What you should do
The records below are made of lines; count those holding the word "wireless" and give the number only.

========================================================================

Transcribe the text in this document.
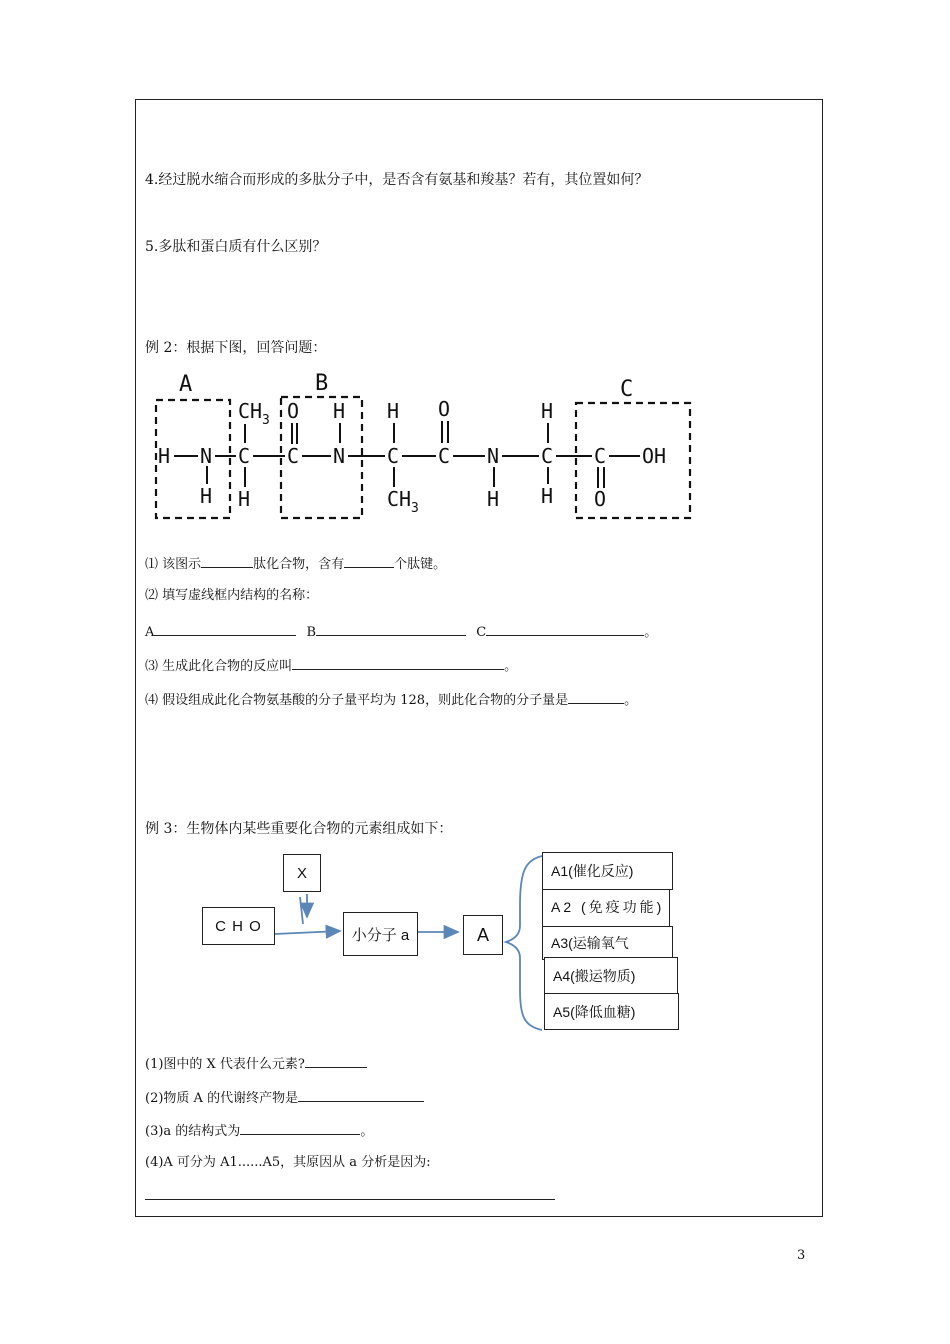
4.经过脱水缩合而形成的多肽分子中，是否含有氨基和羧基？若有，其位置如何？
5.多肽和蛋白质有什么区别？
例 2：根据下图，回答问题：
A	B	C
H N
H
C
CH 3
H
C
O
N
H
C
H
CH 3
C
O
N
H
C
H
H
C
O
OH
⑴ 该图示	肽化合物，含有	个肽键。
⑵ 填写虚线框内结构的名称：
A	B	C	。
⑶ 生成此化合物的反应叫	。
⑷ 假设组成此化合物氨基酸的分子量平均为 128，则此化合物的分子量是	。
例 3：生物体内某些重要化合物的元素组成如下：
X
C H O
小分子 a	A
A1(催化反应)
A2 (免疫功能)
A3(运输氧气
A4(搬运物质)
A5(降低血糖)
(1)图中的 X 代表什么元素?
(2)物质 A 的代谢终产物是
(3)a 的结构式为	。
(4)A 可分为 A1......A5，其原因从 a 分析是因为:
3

========================================================================

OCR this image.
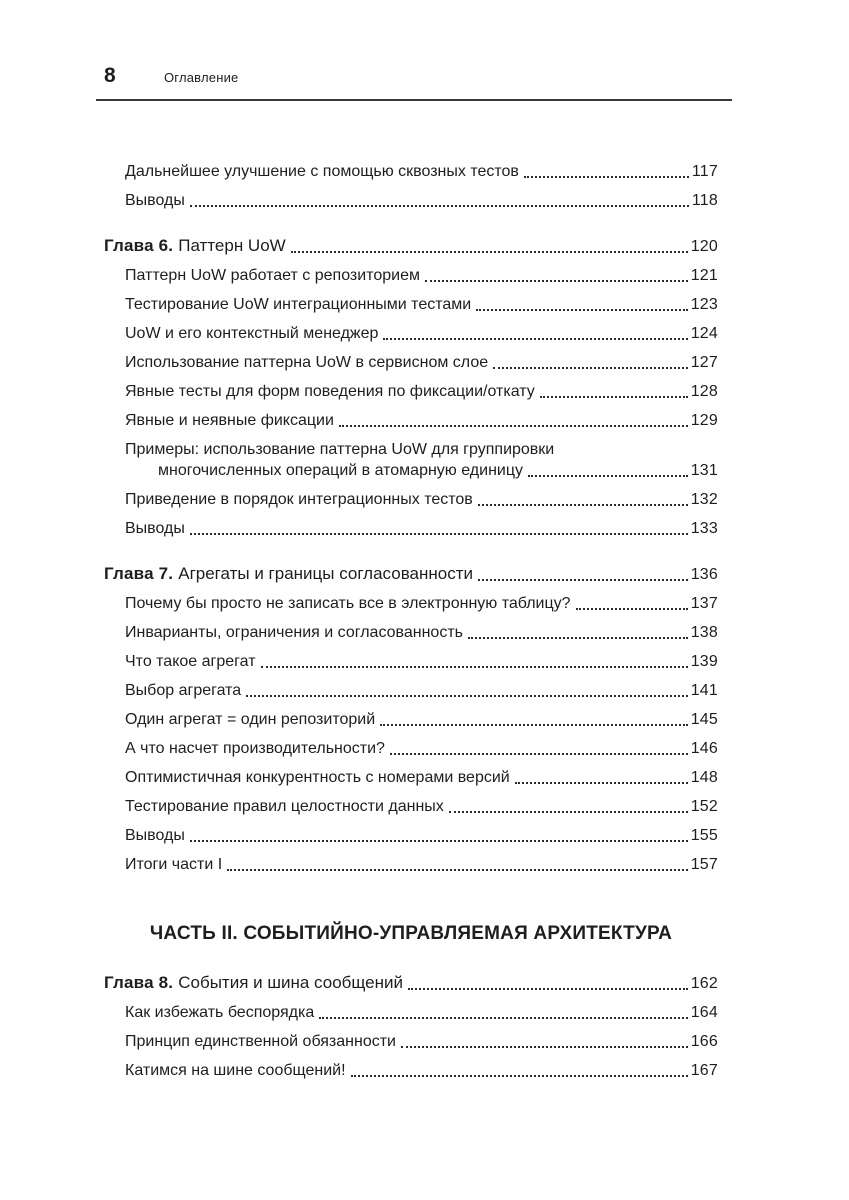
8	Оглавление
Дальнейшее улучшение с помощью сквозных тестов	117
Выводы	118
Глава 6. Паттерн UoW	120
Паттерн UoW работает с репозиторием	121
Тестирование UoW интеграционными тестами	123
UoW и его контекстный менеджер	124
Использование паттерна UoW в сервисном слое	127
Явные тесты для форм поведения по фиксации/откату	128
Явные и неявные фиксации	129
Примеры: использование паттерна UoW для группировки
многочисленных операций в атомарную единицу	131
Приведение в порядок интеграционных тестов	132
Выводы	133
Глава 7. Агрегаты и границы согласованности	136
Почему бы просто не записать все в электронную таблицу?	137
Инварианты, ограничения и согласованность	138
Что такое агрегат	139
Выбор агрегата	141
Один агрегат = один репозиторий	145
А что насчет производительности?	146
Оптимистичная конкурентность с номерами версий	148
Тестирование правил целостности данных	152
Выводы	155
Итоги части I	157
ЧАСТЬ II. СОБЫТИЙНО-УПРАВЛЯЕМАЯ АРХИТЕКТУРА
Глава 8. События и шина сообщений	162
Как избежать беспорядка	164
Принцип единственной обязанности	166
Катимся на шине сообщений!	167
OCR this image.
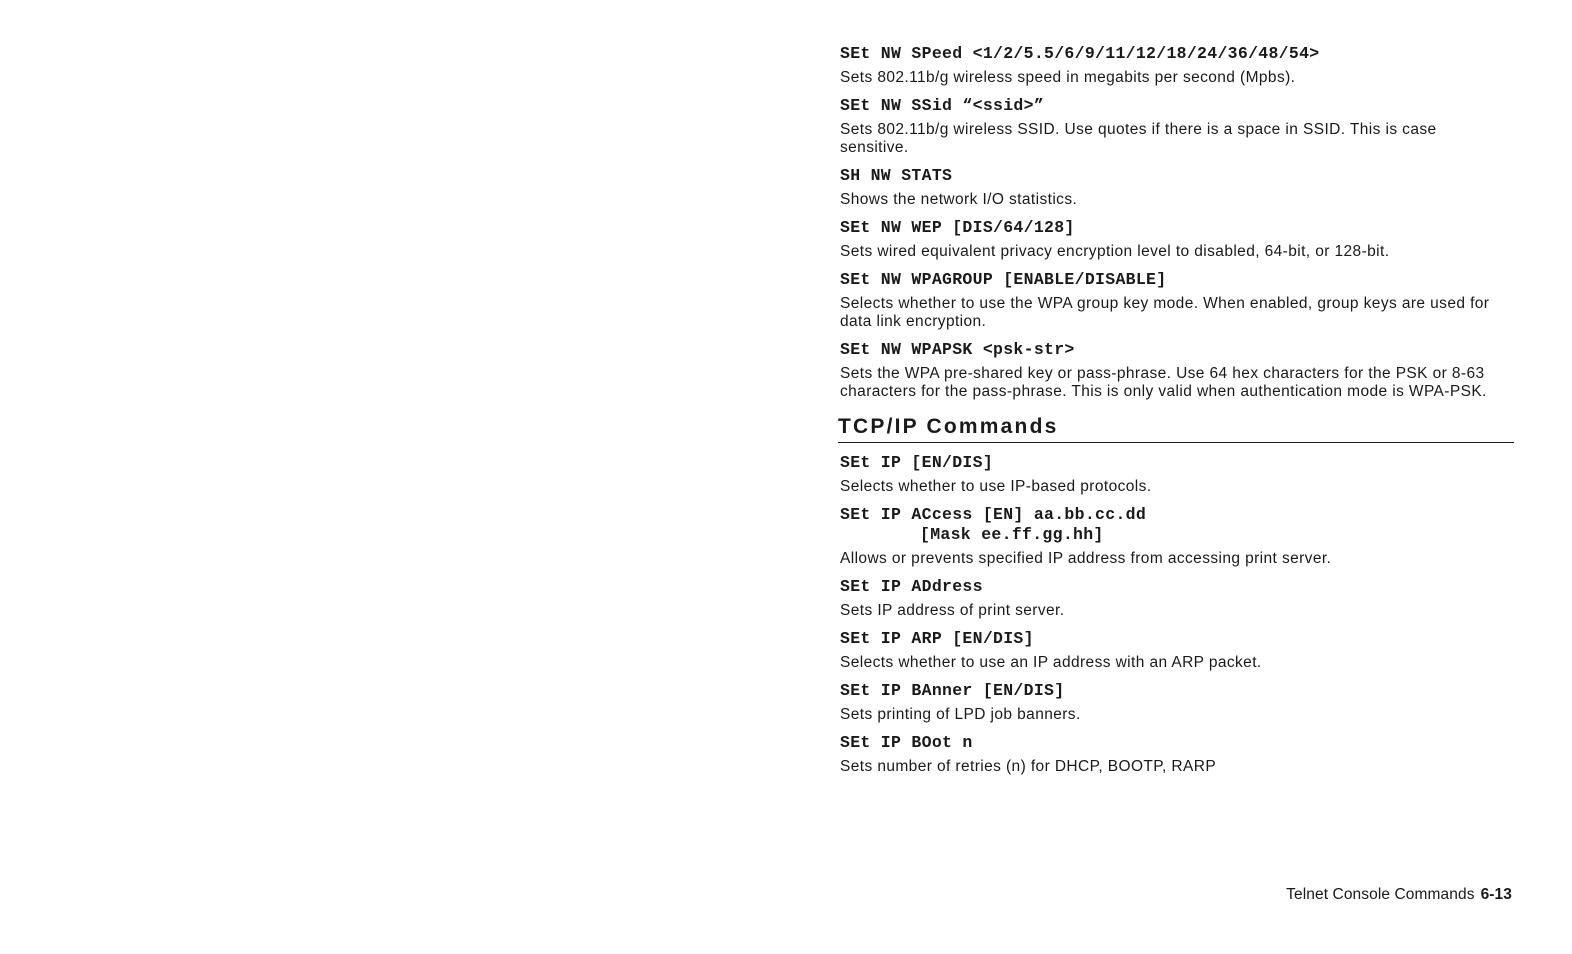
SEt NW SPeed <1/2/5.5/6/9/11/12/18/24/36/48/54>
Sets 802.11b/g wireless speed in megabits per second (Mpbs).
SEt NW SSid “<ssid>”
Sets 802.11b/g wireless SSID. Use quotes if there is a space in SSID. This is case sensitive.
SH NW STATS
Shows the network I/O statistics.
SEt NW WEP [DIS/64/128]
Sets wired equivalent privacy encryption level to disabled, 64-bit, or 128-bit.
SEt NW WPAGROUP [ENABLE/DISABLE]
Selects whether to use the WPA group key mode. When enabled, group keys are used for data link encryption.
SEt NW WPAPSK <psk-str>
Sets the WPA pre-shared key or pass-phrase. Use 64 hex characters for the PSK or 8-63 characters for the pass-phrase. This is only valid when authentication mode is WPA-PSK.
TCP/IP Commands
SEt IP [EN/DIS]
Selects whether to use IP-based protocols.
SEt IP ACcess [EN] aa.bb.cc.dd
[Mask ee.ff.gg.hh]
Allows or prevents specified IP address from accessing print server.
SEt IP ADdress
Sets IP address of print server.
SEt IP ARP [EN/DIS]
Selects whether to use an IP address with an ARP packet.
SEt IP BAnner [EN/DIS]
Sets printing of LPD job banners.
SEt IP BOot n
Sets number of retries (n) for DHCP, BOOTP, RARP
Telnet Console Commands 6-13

========================================================================

Task result
2